JOB.
Look through the records that follow. Copy every line containing the word "chips".

DATA PROVIDED.
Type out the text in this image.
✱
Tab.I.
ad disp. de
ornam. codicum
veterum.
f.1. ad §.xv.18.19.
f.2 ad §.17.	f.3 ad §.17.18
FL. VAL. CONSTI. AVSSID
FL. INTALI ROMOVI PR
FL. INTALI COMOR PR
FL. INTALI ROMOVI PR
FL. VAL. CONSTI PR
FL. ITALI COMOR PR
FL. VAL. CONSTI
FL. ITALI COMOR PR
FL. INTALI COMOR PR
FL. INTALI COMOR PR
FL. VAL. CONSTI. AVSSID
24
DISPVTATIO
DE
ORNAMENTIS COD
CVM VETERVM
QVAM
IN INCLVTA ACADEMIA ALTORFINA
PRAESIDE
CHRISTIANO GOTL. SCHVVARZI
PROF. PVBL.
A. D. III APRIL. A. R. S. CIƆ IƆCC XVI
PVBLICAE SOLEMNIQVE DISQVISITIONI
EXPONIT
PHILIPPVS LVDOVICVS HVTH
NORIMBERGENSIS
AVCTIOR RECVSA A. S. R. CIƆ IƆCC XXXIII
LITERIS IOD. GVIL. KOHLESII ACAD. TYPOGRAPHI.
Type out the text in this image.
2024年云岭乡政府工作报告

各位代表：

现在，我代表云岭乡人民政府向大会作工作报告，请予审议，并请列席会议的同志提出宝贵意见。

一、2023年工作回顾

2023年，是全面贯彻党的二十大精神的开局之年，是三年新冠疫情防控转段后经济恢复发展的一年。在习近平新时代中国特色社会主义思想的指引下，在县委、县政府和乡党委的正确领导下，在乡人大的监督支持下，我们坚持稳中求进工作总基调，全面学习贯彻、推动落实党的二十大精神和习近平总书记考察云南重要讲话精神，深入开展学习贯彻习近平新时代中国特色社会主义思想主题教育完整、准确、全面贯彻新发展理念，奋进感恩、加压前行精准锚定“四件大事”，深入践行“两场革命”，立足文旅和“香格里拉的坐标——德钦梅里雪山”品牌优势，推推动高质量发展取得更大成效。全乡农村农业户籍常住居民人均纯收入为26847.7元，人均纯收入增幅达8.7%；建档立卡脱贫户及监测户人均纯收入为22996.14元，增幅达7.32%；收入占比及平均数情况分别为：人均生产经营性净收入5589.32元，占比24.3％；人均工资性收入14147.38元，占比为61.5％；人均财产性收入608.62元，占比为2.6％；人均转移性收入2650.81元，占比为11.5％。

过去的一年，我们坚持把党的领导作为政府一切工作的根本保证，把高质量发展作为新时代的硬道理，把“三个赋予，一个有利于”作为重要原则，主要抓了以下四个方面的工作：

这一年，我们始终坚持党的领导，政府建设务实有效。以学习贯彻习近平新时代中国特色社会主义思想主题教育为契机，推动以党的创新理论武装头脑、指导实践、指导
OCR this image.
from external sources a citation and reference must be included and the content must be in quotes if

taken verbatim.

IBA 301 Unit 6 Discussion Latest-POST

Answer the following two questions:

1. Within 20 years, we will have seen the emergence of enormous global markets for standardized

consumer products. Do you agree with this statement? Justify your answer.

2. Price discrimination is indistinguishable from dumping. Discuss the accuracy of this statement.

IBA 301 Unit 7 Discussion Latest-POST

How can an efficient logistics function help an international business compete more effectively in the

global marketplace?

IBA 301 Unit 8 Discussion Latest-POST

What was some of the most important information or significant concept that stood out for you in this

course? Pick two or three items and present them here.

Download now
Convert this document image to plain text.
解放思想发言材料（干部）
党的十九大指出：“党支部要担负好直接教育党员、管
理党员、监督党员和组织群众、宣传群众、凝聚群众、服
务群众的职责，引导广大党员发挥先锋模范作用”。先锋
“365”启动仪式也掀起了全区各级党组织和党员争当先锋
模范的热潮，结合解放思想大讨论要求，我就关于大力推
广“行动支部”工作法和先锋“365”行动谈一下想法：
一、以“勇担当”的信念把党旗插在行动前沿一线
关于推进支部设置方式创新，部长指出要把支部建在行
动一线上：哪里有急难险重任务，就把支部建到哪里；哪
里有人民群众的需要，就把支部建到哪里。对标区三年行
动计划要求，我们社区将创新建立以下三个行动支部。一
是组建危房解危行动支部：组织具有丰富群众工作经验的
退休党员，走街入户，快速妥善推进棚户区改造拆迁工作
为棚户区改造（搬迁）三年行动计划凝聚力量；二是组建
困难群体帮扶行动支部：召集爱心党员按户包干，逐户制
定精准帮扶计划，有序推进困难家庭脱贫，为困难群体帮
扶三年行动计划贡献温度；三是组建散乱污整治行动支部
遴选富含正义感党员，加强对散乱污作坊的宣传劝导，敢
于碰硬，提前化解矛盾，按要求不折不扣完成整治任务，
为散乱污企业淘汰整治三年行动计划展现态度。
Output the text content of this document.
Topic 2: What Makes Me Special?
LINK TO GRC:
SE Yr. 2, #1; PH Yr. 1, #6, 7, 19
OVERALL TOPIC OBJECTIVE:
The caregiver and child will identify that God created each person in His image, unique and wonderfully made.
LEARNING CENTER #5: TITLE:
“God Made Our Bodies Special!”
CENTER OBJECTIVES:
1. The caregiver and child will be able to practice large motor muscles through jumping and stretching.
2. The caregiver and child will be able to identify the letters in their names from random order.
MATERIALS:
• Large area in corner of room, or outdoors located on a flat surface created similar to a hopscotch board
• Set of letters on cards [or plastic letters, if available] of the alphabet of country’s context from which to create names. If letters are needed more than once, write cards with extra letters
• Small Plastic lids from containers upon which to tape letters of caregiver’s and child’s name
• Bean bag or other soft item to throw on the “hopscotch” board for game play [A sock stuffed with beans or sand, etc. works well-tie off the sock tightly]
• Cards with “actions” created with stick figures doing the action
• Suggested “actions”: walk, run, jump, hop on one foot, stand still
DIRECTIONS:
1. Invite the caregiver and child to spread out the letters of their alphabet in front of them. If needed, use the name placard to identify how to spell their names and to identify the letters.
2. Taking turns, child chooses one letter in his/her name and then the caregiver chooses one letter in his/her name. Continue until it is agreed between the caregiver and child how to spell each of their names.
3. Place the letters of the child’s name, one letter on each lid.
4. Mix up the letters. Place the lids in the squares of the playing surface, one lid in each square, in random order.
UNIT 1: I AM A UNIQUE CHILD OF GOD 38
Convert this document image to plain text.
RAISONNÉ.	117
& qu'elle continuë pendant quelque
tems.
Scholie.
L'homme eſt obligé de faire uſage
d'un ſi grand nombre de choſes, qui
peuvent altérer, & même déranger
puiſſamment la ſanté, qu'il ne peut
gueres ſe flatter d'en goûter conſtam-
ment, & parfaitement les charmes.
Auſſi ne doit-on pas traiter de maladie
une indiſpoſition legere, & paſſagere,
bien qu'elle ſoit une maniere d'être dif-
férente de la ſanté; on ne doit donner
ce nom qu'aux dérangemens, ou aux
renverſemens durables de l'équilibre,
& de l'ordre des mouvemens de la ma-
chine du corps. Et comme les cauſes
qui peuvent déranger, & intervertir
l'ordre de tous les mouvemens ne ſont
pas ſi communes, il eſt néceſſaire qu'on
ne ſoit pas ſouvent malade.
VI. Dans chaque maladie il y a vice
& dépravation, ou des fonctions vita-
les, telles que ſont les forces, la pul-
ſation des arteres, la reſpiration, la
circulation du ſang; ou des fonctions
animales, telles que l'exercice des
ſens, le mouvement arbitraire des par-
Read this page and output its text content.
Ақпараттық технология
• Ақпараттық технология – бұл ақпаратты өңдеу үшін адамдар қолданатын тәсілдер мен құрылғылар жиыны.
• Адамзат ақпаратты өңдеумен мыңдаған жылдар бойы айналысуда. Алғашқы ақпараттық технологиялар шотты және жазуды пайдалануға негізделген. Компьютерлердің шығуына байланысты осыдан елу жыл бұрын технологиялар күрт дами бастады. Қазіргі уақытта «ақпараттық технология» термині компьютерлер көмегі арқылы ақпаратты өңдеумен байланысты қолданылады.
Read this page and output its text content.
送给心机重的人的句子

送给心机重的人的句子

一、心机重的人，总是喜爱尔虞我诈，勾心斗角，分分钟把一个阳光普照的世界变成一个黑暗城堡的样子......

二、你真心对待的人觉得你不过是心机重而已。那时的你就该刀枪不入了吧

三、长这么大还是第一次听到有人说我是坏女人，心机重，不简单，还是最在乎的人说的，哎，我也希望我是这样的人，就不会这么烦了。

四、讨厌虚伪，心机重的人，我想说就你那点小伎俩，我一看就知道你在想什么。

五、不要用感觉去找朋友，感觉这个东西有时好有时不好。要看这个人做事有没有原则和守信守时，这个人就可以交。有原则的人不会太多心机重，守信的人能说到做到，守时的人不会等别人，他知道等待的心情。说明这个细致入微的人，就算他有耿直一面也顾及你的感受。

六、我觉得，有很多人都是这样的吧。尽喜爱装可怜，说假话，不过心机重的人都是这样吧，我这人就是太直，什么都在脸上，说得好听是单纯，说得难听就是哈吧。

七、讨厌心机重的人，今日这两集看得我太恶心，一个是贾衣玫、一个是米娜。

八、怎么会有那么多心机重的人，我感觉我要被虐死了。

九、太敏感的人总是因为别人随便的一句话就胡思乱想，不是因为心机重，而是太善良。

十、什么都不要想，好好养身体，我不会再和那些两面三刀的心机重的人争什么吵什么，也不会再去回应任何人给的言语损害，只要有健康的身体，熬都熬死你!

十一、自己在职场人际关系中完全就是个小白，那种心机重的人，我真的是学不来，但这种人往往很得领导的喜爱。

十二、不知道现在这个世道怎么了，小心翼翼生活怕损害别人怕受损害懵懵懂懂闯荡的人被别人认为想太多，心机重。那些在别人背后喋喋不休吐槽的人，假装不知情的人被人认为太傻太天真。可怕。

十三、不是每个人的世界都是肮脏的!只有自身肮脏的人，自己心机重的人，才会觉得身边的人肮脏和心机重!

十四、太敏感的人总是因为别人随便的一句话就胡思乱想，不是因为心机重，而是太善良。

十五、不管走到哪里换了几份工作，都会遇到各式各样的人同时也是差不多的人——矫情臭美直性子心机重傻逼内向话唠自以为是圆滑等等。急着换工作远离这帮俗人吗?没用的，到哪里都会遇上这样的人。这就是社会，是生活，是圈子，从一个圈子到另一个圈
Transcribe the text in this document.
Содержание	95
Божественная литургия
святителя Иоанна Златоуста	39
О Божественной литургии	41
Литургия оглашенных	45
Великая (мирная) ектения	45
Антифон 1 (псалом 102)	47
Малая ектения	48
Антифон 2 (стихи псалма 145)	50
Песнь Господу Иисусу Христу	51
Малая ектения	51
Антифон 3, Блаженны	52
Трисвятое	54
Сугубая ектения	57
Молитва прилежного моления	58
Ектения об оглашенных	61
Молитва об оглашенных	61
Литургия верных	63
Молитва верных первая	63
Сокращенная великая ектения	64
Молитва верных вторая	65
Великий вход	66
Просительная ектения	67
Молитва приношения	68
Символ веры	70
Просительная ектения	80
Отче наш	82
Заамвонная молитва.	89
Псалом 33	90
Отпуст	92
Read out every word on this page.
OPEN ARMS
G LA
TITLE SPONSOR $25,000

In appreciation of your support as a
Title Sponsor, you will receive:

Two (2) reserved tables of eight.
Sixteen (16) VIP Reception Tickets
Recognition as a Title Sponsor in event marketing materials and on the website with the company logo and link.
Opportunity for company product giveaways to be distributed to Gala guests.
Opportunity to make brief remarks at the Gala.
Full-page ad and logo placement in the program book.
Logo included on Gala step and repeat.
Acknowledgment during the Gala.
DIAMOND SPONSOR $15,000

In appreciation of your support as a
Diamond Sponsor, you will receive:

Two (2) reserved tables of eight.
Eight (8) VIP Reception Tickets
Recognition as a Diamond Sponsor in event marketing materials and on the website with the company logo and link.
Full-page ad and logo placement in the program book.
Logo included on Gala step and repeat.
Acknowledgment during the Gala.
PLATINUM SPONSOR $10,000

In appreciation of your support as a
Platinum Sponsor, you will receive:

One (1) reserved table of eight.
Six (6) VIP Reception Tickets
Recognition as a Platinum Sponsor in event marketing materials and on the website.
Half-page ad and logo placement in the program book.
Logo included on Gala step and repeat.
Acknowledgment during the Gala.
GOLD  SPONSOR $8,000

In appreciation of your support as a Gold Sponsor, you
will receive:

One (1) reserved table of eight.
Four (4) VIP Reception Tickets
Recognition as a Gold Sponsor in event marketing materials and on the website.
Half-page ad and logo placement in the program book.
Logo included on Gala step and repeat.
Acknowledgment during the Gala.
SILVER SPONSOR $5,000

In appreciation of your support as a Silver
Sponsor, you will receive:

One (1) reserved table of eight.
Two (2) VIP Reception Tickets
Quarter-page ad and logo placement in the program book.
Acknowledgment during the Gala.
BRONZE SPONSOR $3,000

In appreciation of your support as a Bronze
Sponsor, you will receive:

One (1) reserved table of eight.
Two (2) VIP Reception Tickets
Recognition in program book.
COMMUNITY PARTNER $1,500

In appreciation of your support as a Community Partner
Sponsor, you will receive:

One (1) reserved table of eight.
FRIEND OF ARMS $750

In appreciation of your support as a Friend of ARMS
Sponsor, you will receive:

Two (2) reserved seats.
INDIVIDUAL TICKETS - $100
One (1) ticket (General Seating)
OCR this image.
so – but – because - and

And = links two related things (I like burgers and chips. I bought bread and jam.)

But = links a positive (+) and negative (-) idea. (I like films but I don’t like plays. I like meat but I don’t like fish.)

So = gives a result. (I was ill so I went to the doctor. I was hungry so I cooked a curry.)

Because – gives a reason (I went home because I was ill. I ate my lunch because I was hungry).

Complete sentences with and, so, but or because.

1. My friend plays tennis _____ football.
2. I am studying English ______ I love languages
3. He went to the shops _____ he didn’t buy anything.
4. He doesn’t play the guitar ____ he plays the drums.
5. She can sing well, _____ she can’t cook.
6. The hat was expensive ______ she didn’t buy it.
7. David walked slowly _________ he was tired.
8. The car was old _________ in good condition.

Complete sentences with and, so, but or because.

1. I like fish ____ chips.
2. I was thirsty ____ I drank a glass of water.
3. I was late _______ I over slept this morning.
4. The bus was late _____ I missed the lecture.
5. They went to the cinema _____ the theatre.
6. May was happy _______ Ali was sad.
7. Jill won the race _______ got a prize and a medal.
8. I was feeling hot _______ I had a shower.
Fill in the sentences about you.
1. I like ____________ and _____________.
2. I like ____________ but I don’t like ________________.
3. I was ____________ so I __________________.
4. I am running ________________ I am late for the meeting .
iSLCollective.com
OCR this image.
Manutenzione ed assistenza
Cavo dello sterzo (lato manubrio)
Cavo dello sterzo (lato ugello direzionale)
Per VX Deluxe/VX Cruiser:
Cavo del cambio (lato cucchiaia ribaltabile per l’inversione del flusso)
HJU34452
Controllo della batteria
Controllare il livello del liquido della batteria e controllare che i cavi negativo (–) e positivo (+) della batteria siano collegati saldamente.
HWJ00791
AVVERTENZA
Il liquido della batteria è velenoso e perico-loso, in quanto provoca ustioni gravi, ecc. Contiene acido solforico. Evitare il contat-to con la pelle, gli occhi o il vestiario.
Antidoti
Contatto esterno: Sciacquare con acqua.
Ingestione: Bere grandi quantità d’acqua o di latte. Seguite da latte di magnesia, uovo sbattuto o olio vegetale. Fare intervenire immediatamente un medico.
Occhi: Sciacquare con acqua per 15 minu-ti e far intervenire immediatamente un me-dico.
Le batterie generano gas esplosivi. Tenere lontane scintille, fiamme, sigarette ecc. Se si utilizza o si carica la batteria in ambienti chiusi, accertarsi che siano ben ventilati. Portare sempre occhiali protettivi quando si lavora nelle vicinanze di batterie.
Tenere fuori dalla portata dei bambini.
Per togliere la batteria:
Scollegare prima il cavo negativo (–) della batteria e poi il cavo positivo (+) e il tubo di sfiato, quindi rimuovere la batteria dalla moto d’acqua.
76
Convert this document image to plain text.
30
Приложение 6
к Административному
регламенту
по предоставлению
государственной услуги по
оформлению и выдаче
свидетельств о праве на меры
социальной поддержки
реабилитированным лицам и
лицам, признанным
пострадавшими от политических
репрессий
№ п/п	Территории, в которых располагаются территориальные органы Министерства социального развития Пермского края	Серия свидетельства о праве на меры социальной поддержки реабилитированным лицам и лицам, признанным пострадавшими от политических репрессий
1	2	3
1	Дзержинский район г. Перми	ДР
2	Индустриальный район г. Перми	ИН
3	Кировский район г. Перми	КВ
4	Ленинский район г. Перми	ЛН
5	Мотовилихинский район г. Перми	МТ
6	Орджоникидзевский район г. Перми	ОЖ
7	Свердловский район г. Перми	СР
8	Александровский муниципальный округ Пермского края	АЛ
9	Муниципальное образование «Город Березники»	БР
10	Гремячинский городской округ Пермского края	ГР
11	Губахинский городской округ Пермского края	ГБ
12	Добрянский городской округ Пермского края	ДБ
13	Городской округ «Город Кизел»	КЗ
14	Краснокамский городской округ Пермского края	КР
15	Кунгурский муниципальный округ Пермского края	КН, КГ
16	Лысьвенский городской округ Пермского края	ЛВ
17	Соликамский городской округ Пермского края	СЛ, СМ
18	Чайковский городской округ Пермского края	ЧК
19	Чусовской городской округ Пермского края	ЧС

TASK ANSWER.
And = links two related things (I like burgers and chips. I bought bread and jam.)
1. I like fish ____ chips.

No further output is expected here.